**Passage shown:**

-------------------------

Reply-The first part is the results of our study. We omitted repetition of statements that were sated in the introduction thus the discussion was shortened.
The percentage of patients with TGA> 10xULN in the potential CD group seems high, but needs to be interpreted with care since, as the authors state, the total number of CD patients in the entire CD-group is unknown. With a known sens/spec of 95-96% of TG2A there should be at least 340 children in all centers. If less, there could be doubt about the testkit or the histology.
Reply- As mentioned above the four participating centers are experienced with celiac disease. The number of new CeD patients per center: is approximately 150-300 new cases in each center per year.
Author Response File: Author Response.docx
Reviewer 2 Report
Dear Authors,
this is a very interesting work. I have minor suggestions:
-line 42: “Older children”?Maybe it is better to write teenagers?Or children aged >7 years etc.?
- line 69 extra space
-142: based on; wrong punctuation
To date, there is no therapy for CD and GFD is the only option. However, patients with CD or with the risk to develop CD may benefit from probiotics. Pivotal studies on the supplementation of GFD with probiotics, such as Bifidobacterium and Lactobacilli, reported a potential to restore gut microbiota composition and to pre-digest gluten in the intestinal lumen, reducing the inflammation associated with gluten intake, the intestinal permeability, and the cytokine and antibody production. These findings could explain an improvement in symptoms and quality of life in patients treated with GFD and probiotics. So, probiotics supplementation could be a strategy to keep health the mucosal barrier also in children with PCD. (Marasco G, Cirota GG, Rossini B, Lungaro L, Di Biase AR, Colecchia A, Volta U, De Giorgio R, Festi D, Caio G. Probiotics, Prebiotics and Other Dietary Supplements for Gut Microbiota Modulation in Celiac Disease Patients. Nutrients. 2020 Sep 2;12(9):2674. doi: 10.3390/nu12092674. PMID: 32887325; PMCID: PMC7551848.)
Best Regards.
Good.
Author Response
We would like to thank the reviewers for their timely comments and suggestions. A point by point reply to each of the comments is outlined below with a revised manuscripts with all changed tracked.
Dear Authors,
This is a very interesting work. I have minor suggestions:
-line 42: “Older children”? Maybe it is better to write teenagers ?Or children aged >7 years etc.?

-------------------------

[Entries taken from a collection]
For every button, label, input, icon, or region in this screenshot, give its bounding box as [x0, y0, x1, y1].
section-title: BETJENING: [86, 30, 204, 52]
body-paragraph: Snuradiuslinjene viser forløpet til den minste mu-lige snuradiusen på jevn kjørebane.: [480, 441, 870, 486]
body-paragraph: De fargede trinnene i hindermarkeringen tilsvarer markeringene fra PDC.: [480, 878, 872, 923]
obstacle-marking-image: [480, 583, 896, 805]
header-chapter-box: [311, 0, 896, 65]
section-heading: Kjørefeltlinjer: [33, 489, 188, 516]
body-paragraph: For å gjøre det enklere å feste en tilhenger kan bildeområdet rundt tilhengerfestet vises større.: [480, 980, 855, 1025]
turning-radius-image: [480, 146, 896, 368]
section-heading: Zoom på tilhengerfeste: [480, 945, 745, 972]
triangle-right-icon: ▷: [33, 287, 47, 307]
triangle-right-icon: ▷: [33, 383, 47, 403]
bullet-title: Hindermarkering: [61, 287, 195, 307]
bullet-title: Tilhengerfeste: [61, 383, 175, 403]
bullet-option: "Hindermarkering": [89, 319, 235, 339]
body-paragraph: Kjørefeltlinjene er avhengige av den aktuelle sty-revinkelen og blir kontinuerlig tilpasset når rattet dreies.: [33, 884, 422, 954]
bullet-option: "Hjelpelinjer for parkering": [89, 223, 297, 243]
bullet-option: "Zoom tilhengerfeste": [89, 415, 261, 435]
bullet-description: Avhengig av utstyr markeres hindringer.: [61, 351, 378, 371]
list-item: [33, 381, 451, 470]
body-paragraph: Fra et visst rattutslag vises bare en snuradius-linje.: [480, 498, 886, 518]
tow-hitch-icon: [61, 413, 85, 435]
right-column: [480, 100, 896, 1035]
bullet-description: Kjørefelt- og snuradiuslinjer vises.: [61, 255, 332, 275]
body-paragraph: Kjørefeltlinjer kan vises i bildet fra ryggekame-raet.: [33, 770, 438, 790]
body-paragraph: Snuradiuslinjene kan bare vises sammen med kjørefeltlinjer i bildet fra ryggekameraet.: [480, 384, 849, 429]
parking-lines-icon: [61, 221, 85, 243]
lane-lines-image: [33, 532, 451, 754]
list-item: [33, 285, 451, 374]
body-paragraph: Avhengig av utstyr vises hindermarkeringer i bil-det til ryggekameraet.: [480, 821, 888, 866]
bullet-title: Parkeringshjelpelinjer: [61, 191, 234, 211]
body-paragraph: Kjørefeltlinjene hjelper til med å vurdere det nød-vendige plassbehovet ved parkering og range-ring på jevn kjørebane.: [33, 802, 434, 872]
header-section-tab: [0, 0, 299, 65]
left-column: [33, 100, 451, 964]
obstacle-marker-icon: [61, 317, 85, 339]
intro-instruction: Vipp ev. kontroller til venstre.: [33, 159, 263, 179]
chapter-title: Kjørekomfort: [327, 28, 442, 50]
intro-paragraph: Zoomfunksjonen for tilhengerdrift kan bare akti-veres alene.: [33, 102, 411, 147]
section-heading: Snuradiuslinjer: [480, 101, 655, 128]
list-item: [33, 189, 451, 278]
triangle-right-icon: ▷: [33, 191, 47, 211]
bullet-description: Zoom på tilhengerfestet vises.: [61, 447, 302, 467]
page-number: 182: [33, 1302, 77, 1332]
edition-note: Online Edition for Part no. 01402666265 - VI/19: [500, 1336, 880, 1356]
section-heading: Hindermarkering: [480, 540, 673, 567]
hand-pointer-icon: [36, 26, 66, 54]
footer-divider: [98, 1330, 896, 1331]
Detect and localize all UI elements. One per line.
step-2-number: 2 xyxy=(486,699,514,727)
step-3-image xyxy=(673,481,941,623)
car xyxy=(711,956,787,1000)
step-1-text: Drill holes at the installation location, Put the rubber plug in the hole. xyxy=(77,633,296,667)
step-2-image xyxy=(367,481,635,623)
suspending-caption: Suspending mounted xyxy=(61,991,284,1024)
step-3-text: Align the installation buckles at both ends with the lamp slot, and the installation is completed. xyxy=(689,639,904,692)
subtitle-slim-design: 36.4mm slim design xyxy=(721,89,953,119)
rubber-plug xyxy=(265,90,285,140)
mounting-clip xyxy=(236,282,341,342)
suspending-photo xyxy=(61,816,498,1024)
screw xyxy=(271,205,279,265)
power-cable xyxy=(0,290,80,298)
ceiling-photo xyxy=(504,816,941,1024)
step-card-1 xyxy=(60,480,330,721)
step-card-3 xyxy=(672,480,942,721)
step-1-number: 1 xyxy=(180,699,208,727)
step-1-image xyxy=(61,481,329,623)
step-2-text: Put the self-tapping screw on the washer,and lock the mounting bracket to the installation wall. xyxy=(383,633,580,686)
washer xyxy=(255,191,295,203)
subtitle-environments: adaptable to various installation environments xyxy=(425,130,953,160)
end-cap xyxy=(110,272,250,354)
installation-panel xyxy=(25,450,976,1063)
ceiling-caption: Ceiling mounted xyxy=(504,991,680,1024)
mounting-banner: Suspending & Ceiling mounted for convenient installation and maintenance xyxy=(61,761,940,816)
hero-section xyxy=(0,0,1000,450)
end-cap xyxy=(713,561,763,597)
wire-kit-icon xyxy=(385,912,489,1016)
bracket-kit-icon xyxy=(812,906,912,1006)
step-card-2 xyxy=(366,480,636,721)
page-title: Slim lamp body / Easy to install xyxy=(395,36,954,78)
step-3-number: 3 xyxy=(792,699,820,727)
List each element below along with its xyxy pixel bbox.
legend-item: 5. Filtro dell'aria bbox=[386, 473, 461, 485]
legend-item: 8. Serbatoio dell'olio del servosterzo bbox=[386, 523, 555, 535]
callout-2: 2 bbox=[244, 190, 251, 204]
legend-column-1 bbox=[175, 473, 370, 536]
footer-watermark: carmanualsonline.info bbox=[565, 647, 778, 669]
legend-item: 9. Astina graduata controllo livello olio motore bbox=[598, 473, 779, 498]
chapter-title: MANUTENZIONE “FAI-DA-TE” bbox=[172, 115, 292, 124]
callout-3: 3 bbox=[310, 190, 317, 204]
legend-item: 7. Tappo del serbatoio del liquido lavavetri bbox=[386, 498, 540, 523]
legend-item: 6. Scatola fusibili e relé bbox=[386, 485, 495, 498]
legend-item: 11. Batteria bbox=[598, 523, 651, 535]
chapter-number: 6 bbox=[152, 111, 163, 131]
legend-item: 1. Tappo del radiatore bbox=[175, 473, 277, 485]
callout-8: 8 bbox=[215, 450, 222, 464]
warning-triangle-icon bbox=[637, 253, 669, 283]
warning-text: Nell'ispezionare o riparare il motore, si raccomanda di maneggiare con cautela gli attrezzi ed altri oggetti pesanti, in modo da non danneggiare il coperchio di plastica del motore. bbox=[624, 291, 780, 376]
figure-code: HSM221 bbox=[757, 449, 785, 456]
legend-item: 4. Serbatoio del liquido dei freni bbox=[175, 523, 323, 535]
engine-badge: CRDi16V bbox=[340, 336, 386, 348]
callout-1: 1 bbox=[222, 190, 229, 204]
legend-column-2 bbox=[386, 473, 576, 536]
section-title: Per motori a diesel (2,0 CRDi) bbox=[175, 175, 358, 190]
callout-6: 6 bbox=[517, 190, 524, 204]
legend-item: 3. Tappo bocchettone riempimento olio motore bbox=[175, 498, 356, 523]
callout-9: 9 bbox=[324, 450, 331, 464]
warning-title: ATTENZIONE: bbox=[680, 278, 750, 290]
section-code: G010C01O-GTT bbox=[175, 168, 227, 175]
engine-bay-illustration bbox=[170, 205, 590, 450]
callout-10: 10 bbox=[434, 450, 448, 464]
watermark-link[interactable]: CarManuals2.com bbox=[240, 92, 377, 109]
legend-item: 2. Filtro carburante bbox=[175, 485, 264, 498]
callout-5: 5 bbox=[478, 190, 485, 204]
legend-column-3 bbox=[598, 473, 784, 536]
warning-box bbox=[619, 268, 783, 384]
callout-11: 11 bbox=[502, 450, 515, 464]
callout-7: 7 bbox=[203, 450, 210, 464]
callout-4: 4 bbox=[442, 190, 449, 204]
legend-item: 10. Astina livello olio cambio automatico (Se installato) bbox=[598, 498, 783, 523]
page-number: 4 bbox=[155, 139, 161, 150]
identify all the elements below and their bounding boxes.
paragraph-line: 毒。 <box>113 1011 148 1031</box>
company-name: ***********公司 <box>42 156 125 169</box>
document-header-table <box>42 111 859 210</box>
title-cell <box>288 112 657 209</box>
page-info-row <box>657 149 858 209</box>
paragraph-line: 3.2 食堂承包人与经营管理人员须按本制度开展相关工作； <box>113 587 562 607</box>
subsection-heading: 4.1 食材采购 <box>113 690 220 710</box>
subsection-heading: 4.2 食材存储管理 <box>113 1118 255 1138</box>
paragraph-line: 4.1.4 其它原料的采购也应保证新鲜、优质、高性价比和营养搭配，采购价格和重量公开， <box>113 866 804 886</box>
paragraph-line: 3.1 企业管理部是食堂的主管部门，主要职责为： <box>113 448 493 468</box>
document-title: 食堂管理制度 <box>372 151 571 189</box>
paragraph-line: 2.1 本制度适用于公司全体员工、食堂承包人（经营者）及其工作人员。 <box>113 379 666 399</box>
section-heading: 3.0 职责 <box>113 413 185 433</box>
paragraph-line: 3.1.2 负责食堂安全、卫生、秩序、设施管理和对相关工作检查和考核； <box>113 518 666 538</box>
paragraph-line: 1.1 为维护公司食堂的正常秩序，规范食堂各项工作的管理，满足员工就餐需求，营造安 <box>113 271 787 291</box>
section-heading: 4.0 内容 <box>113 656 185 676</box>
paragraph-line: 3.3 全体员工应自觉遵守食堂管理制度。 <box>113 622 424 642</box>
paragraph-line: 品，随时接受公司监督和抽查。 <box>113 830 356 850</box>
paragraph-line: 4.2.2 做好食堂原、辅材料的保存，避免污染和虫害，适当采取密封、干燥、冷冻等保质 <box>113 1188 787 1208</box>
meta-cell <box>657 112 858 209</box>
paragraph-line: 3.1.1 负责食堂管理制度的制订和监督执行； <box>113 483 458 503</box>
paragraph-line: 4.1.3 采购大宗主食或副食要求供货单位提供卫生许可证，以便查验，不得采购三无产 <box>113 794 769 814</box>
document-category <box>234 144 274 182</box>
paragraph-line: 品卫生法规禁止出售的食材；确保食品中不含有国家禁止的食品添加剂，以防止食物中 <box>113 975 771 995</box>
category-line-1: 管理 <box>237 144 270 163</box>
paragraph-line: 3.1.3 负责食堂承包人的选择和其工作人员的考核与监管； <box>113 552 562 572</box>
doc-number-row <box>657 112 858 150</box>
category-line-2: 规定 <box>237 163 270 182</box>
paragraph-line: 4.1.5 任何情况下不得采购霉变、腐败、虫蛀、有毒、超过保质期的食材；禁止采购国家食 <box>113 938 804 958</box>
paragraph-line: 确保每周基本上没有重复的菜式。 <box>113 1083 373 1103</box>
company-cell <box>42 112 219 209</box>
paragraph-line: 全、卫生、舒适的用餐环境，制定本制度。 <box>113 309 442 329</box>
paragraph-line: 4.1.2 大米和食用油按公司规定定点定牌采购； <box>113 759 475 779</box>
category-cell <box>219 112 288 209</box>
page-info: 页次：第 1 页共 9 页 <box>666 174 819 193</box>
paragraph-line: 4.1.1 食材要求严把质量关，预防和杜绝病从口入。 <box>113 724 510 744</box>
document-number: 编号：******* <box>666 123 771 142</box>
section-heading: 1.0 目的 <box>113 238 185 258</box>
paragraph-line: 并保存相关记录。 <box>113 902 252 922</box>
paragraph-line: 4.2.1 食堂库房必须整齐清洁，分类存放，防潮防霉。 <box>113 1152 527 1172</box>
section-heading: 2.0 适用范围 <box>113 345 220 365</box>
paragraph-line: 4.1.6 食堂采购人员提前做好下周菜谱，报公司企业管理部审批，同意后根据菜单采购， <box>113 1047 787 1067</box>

-------------------------

**Problem 1:**
Answer these questions using the peer review exchange on celiac disease.
(a) About how many new celiac disease cases does each participating center see per year?
(b) Which probiotics does Reviewer 2 name as examples for supplementing the gluten-free diet?
(c) What wording does Reviewer 2 suggest in place of "Older children" at line 42?
**Problem 2:** Continue the peer review exchange on celiac disease from its last line, in the same format of reviewer comments followed by replies.

**Task answer 1:**
(a) Approximately 150-300 new cases per center per year.
(b) Bifidobacterium and Lactobacilli.
(c) Teenagers, or children aged >7 years.

**Task answer 2:**
Reply-
This was corrected
- line 69 extra space
Reply- This was corrected
-142: based on; wrong punctuation
Reply- This was corrected
To date, there is no therapy for CD and GFD is the only option. However, patients with CD or with the risk to develop CD may benefit from probiotics. Pivotal studies on the supplementation of GFD with probiotics, such as Bifidobacterium and Lactobacilli, reported a potential to restore gut microbiota composition and to pre-digest gluten in the intestinal lumen, reducing the inflammation associated with gluten intake, the intestinal permeability, and the cytokine and antibody production. These findings could explain an improvement in symptoms and quality of life in patients treated with GFD and probiotics. So, probiotics supplementation could be a strategy to keep health the mucosal barrier also in children with PCD. (Marasco G, Cirota GG, Rossini B, Lungaro L, Di Biase AR, Colecchia A, Volta U, De Giorgio R, Festi D, Caio G. Probiotics, Prebiotics and Other Dietary Supplements for Gut Microbiota Modulation in Celiac Disease Patients. Nutrients. 2020 Sep 2;12(9):2674. doi: 10.3390/nu12092674. PMID: 32887325; PMCID: PMC7551848.)
Reply- We added a comment concerning probiotics including the above reference. “The role of active interventions to modulate the immune response to gluten or to influence mucosal permeability with the use of probiotics (16), should further be explored in patients with PCD.”
Round 2
Reviewer 1 Report
rebuttal done succesfully, I am satisfied.